Exercise requirements: Within the data below, state how many lines contain the string "kghr". Provide the number only.
● ● ● ● ●
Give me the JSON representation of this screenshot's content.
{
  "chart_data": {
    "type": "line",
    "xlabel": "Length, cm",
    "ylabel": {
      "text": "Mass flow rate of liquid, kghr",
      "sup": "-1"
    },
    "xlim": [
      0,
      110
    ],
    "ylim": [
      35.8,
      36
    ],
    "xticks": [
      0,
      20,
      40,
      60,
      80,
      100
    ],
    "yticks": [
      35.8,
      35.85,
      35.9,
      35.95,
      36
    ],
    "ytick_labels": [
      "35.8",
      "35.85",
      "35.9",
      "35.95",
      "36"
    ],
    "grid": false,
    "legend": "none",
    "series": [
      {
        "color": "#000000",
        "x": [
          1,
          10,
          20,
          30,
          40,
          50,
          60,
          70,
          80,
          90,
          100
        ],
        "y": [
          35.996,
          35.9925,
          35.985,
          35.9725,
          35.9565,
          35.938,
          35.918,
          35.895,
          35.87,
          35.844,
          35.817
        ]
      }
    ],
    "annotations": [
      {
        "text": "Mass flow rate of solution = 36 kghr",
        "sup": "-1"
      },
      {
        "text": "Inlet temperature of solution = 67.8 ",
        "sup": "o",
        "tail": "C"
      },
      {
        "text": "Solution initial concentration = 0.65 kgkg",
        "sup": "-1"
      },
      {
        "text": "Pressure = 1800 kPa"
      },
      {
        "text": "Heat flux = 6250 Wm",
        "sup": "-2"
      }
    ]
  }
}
● ● ● ● ●
Correct result: 2